* _WHAT YOU NEED TO DO_
Exclude all pictures, then copy each of the records exactly as written.

"""

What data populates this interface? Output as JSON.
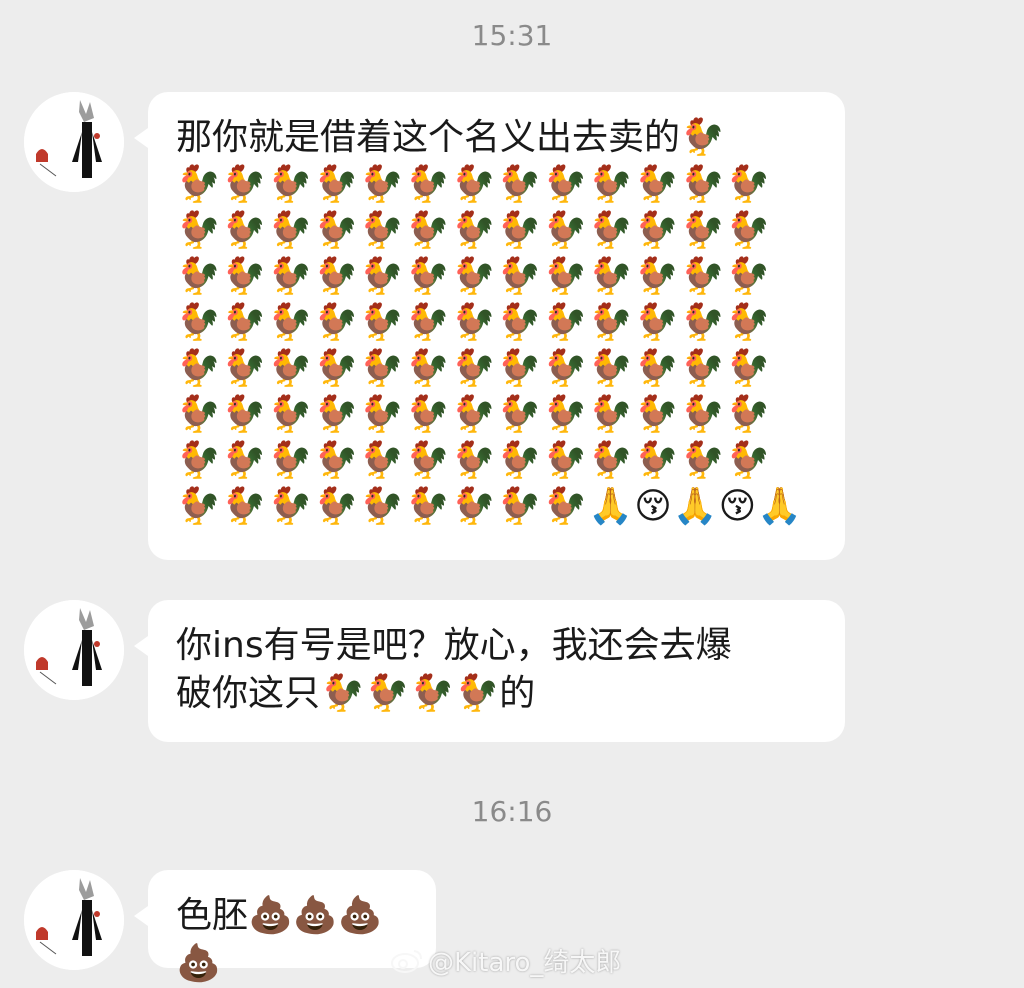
{
  "timestamps": [
    "15:31",
    "16:16"
  ],
  "messages": [
    {
      "text": "那你就是借着这个名义出去卖的🐓",
      "emoji_rows": [
        "🐓🐓🐓🐓🐓🐓🐓🐓🐓🐓🐓🐓🐓",
        "🐓🐓🐓🐓🐓🐓🐓🐓🐓🐓🐓🐓🐓",
        "🐓🐓🐓🐓🐓🐓🐓🐓🐓🐓🐓🐓🐓",
        "🐓🐓🐓🐓🐓🐓🐓🐓🐓🐓🐓🐓🐓",
        "🐓🐓🐓🐓🐓🐓🐓🐓🐓🐓🐓🐓🐓",
        "🐓🐓🐓🐓🐓🐓🐓🐓🐓🐓🐓🐓🐓",
        "🐓🐓🐓🐓🐓🐓🐓🐓🐓🐓🐓🐓🐓",
        "🐓🐓🐓🐓🐓🐓🐓🐓🐓🙏😚🙏😚🙏"
      ]
    },
    {
      "line1": "你ins有号是吧？放心，我还会去爆",
      "line2": "破你这只🐓🐓🐓🐓的"
    },
    {
      "text": "色胚💩💩💩💩"
    }
  ],
  "watermark": "@Kitaro_绮太郎",
  "colors": {
    "background": "#ededed",
    "bubble": "#ffffff",
    "timestamp": "#8a8a8a",
    "text": "#1a1a1a"
  },
  "icons": [
    "avatar",
    "weibo-logo-icon"
  ]
}
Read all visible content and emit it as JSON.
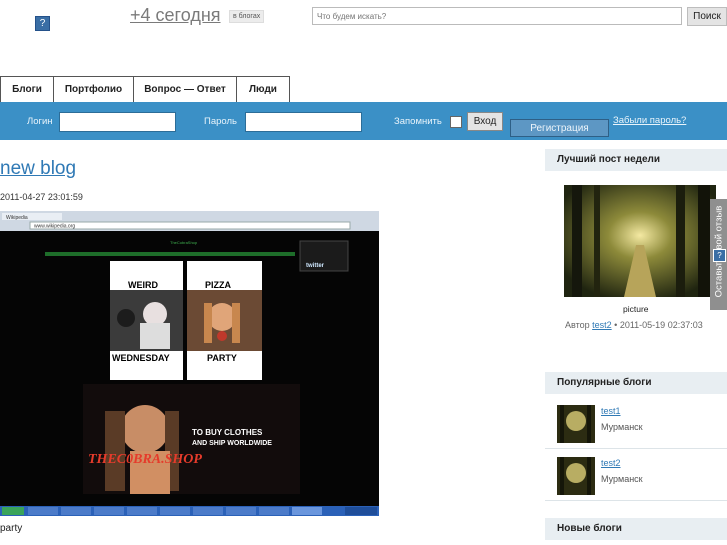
{
  "header": {
    "help_icon": "?",
    "today_link": "+4 сегодня",
    "blogs_badge": "в блогах",
    "search_placeholder": "Что будем искать?",
    "search_button": "Поиск"
  },
  "nav": {
    "tabs": [
      {
        "label": "Блоги"
      },
      {
        "label": "Портфолио"
      },
      {
        "label": "Вопрос — Ответ"
      },
      {
        "label": "Люди"
      }
    ]
  },
  "login_bar": {
    "login_label": "Логин",
    "password_label": "Пароль",
    "remember_label": "Запомнить",
    "enter_button": "Вход",
    "register_button": "Регистрация",
    "forgot_link": "Забыли пароль?",
    "bar_color": "#3b90c6"
  },
  "post": {
    "title": "new blog",
    "date": "2011-04-27 23:01:59",
    "caption": "party",
    "image_texts": {
      "wikipedia_title": "Wikipedia",
      "address": "www.wikipedia.org",
      "banner": "THEC0BRA.SHOP",
      "weird": "WEIRD",
      "pizza": "PIZZA",
      "wednesday": "WEDNESDAY",
      "party": "PARTY",
      "buy": "TO BUY CLOTHES",
      "ship": "AND SHIP WORLDWIDE",
      "twitter": "twitter"
    }
  },
  "sidebar": {
    "best_post": {
      "heading": "Лучший пост недели",
      "caption": "picture",
      "author_prefix": "Автор",
      "author": "test2",
      "date_suffix": "• 2011-05-19 02:37:03"
    },
    "popular": {
      "heading": "Популярные блоги",
      "items": [
        {
          "name": "test1",
          "city": "Мурманск"
        },
        {
          "name": "test2",
          "city": "Мурманск"
        }
      ]
    },
    "new_blogs": {
      "heading": "Новые блоги"
    }
  },
  "feedback": {
    "label": "Оставьте свой отзыв",
    "icon": "?"
  }
}
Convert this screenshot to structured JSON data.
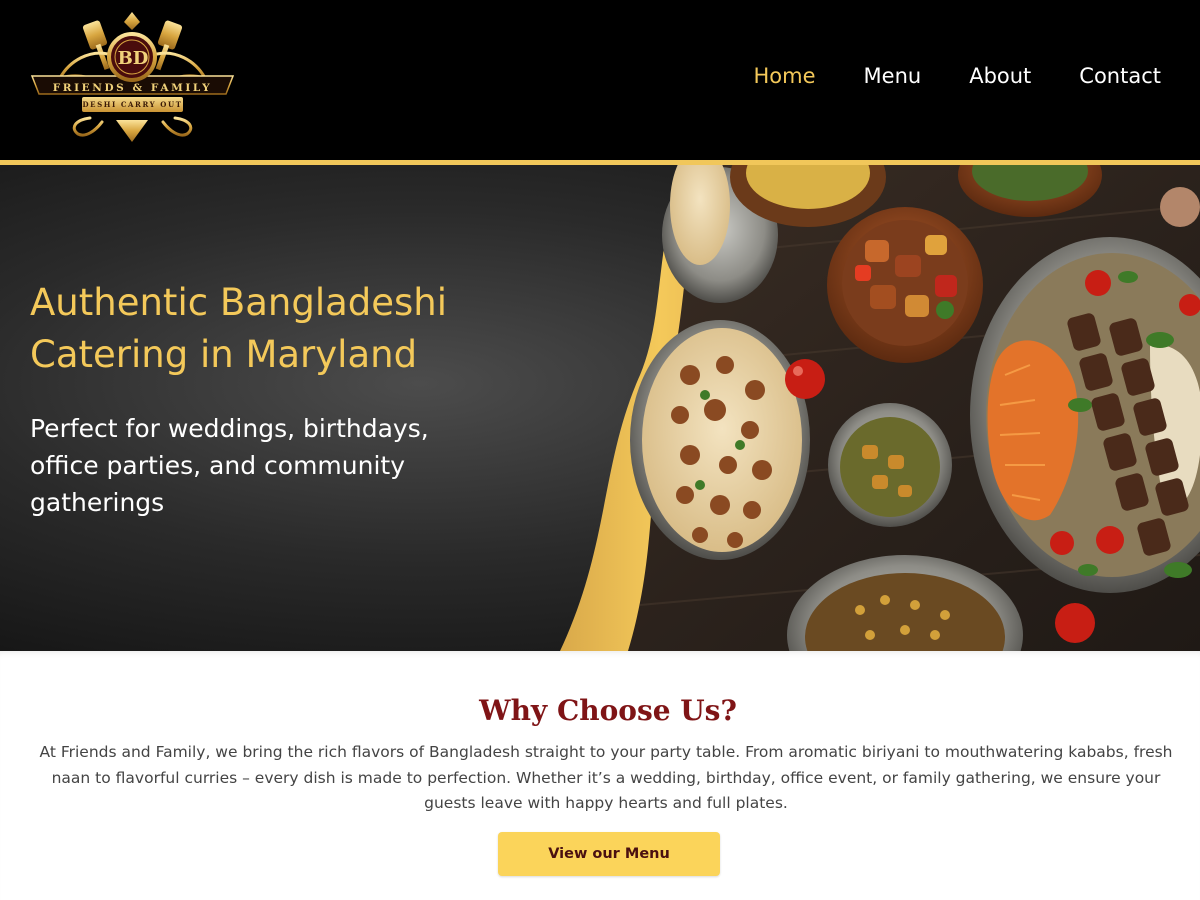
{
  "brand": {
    "monogram": "BD",
    "name": "FRIENDS & FAMILY",
    "tagline": "DESHI CARRY OUT"
  },
  "nav": {
    "items": [
      {
        "label": "Home",
        "active": true
      },
      {
        "label": "Menu",
        "active": false
      },
      {
        "label": "About",
        "active": false
      },
      {
        "label": "Contact",
        "active": false
      }
    ]
  },
  "hero": {
    "title": "Authentic Bangladeshi Catering in Maryland",
    "subtitle": "Perfect for weddings, birthdays, office parties, and community gatherings",
    "image": "food-spread-illustration"
  },
  "why": {
    "title": "Why Choose Us?",
    "body": "At Friends and Family, we bring the rich flavors of Bangladesh straight to your party table. From aromatic biriyani to mouthwatering kababs, fresh naan to flavorful curries – every dish is made to perfection. Whether it’s a wedding, birthday, office event, or family gathering, we ensure your guests leave with happy hearts and full plates.",
    "button_label": "View our Menu"
  },
  "colors": {
    "header_bg": "#000000",
    "accent_gold": "#f4c95a",
    "heading_maroon": "#7f1416",
    "button_bg": "#fbd45a"
  }
}
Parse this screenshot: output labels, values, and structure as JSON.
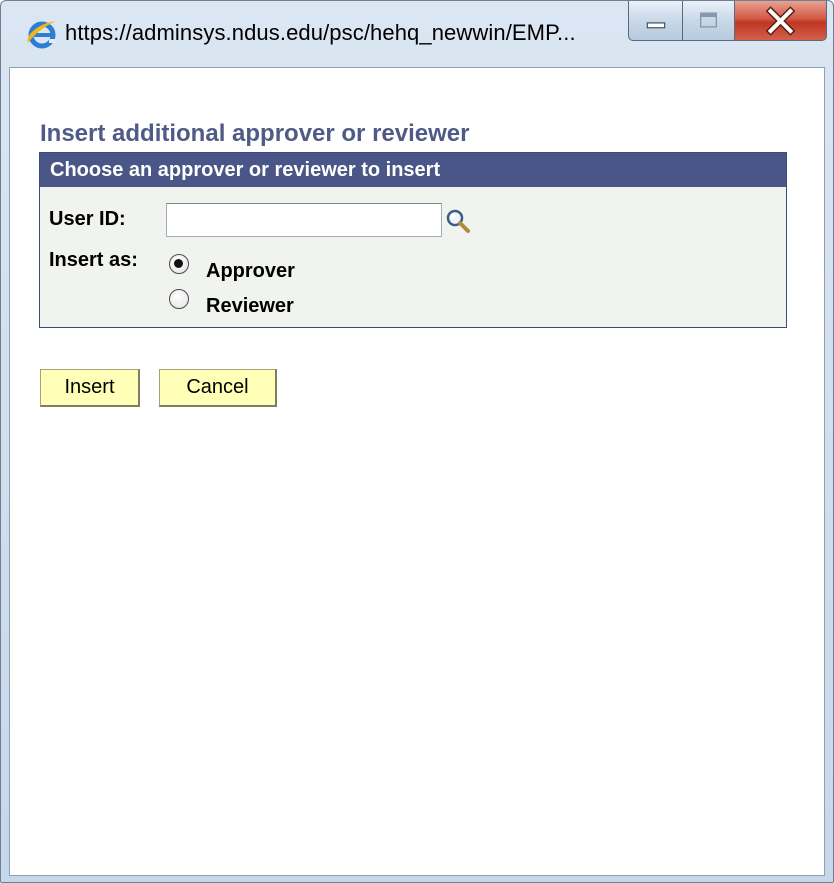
{
  "window": {
    "title": "https://adminsys.ndus.edu/psc/hehq_newwin/EMP...",
    "icon": "ie-icon",
    "controls": {
      "minimize": "minimize-icon",
      "maximize": "maximize-icon",
      "close": "close-icon"
    },
    "colors": {
      "frame": "#c7d7ea",
      "close_button": "#c8432c"
    }
  },
  "page": {
    "title": "Insert additional approver or reviewer",
    "title_color": "#4f5b86"
  },
  "panel": {
    "header": "Choose an approver or reviewer to insert",
    "header_color": "#4a5687",
    "background": "#f0f3ee",
    "user_id_label": "User ID:",
    "user_id_value": "",
    "lookup_icon": "magnifying-glass-icon",
    "insert_as_label": "Insert as:",
    "options": [
      {
        "label": "Approver",
        "selected": true
      },
      {
        "label": "Reviewer",
        "selected": false
      }
    ]
  },
  "buttons": {
    "insert": "Insert",
    "cancel": "Cancel",
    "color": "#ffffb8"
  }
}
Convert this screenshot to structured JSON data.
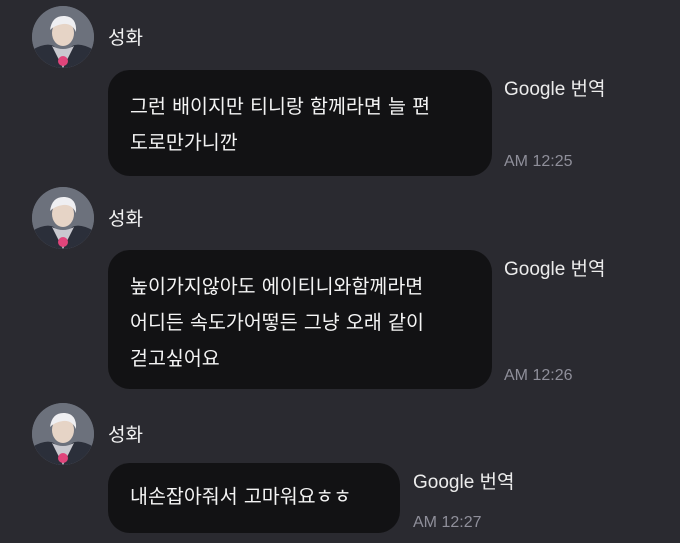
{
  "messages": [
    {
      "sender": "성화",
      "lines": [
        "그런 배이지만 티니랑 함께라면 늘 편",
        "도로만가니깐"
      ],
      "translate_label": "Google 번역",
      "time": "AM 12:25"
    },
    {
      "sender": "성화",
      "lines": [
        "높이가지않아도 에이티니와함께라면",
        "어디든 속도가어떻든 그냥 오래 같이",
        "걷고싶어요"
      ],
      "translate_label": "Google 번역",
      "time": "AM 12:26"
    },
    {
      "sender": "성화",
      "lines": [
        "내손잡아줘서 고마워요ㅎㅎ"
      ],
      "translate_label": "Google 번역",
      "time": "AM 12:27"
    }
  ]
}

"""

* _OUTPUT_
What data populates this interface? Output as JSON.
{
  "timestamps": [
    "15:31",
    "16:16"
  ],
  "messages": [
    {
      "text": "那你就是借着这个名义出去卖的🐓",
      "emoji_rows": [
        "🐓🐓🐓🐓🐓🐓🐓🐓🐓🐓🐓🐓🐓",
        "🐓🐓🐓🐓🐓🐓🐓🐓🐓🐓🐓🐓🐓",
        "🐓🐓🐓🐓🐓🐓🐓🐓🐓🐓🐓🐓🐓",
        "🐓🐓🐓🐓🐓🐓🐓🐓🐓🐓🐓🐓🐓",
        "🐓🐓🐓🐓🐓🐓🐓🐓🐓🐓🐓🐓🐓",
        "🐓🐓🐓🐓🐓🐓🐓🐓🐓🐓🐓🐓🐓",
        "🐓🐓🐓🐓🐓🐓🐓🐓🐓🐓🐓🐓🐓",
        "🐓🐓🐓🐓🐓🐓🐓🐓🐓🙏😚🙏😚🙏"
      ]
    },
    {
      "line1": "你ins有号是吧？放心，我还会去爆",
      "line2": "破你这只🐓🐓🐓🐓的"
    },
    {
      "text": "色胚💩💩💩💩"
    }
  ],
  "watermark": "@Kitaro_绮太郎",
  "colors": {
    "background": "#ededed",
    "bubble": "#ffffff",
    "timestamp": "#8a8a8a",
    "text": "#1a1a1a"
  },
  "icons": [
    "avatar",
    "weibo-logo-icon"
  ]
}
Read all visible content and emit it as JSON.
{
  "header": {
    "help_icon": "?",
    "today_link": "+4 сегодня",
    "blogs_badge": "в блогах",
    "search_placeholder": "Что будем искать?",
    "search_button": "Поиск"
  },
  "nav": {
    "tabs": [
      {
        "label": "Блоги"
      },
      {
        "label": "Портфолио"
      },
      {
        "label": "Вопрос — Ответ"
      },
      {
        "label": "Люди"
      }
    ]
  },
  "login_bar": {
    "login_label": "Логин",
    "password_label": "Пароль",
    "remember_label": "Запомнить",
    "enter_button": "Вход",
    "register_button": "Регистрация",
    "forgot_link": "Забыли пароль?",
    "bar_color": "#3b90c6"
  },
  "post": {
    "title": "new blog",
    "date": "2011-04-27 23:01:59",
    "caption": "party",
    "image_texts": {
      "wikipedia_title": "Wikipedia",
      "address": "www.wikipedia.org",
      "banner": "THEC0BRA.SHOP",
      "weird": "WEIRD",
      "pizza": "PIZZA",
      "wednesday": "WEDNESDAY",
      "party": "PARTY",
      "buy": "TO BUY CLOTHES",
      "ship": "AND SHIP WORLDWIDE",
      "twitter": "twitter"
    }
  },
  "sidebar": {
    "best_post": {
      "heading": "Лучший пост недели",
      "caption": "picture",
      "author_prefix": "Автор",
      "author": "test2",
      "date_suffix": "• 2011-05-19 02:37:03"
    },
    "popular": {
      "heading": "Популярные блоги",
      "items": [
        {
          "name": "test1",
          "city": "Мурманск"
        },
        {
          "name": "test2",
          "city": "Мурманск"
        }
      ]
    },
    "new_blogs": {
      "heading": "Новые блоги"
    }
  },
  "feedback": {
    "label": "Оставьте свой отзыв",
    "icon": "?"
  }
}
Convert this screenshot to structured JSON data.
{
  "brand": {
    "monogram": "BD",
    "name": "FRIENDS & FAMILY",
    "tagline": "DESHI CARRY OUT"
  },
  "nav": {
    "items": [
      {
        "label": "Home",
        "active": true
      },
      {
        "label": "Menu",
        "active": false
      },
      {
        "label": "About",
        "active": false
      },
      {
        "label": "Contact",
        "active": false
      }
    ]
  },
  "hero": {
    "title": "Authentic Bangladeshi Catering in Maryland",
    "subtitle": "Perfect for weddings, birthdays, office parties, and community gatherings",
    "image": "food-spread-illustration"
  },
  "why": {
    "title": "Why Choose Us?",
    "body": "At Friends and Family, we bring the rich flavors of Bangladesh straight to your party table. From aromatic biriyani to mouthwatering kababs, fresh naan to flavorful curries – every dish is made to perfection. Whether it’s a wedding, birthday, office event, or family gathering, we ensure your guests leave with happy hearts and full plates.",
    "button_label": "View our Menu"
  },
  "colors": {
    "header_bg": "#000000",
    "accent_gold": "#f4c95a",
    "heading_maroon": "#7f1416",
    "button_bg": "#fbd45a"
  }
}
Parse this screenshot: output labels, values, and structure as JSON.
{
  "window": {
    "title": "https://adminsys.ndus.edu/psc/hehq_newwin/EMP...",
    "icon": "ie-icon",
    "controls": {
      "minimize": "minimize-icon",
      "maximize": "maximize-icon",
      "close": "close-icon"
    },
    "colors": {
      "frame": "#c7d7ea",
      "close_button": "#c8432c"
    }
  },
  "page": {
    "title": "Insert additional approver or reviewer",
    "title_color": "#4f5b86"
  },
  "panel": {
    "header": "Choose an approver or reviewer to insert",
    "header_color": "#4a5687",
    "background": "#f0f3ee",
    "user_id_label": "User ID:",
    "user_id_value": "",
    "lookup_icon": "magnifying-glass-icon",
    "insert_as_label": "Insert as:",
    "options": [
      {
        "label": "Approver",
        "selected": true
      },
      {
        "label": "Reviewer",
        "selected": false
      }
    ]
  },
  "buttons": {
    "insert": "Insert",
    "cancel": "Cancel",
    "color": "#ffffb8"
  }
}
Convert this screenshot to structured JSON data.
{
  "messages": [
    {
      "sender": "성화",
      "lines": [
        "그런 배이지만 티니랑 함께라면 늘 편",
        "도로만가니깐"
      ],
      "translate_label": "Google 번역",
      "time": "AM 12:25"
    },
    {
      "sender": "성화",
      "lines": [
        "높이가지않아도 에이티니와함께라면",
        "어디든 속도가어떻든 그냥 오래 같이",
        "걷고싶어요"
      ],
      "translate_label": "Google 번역",
      "time": "AM 12:26"
    },
    {
      "sender": "성화",
      "lines": [
        "내손잡아줘서 고마워요ㅎㅎ"
      ],
      "translate_label": "Google 번역",
      "time": "AM 12:27"
    }
  ]
}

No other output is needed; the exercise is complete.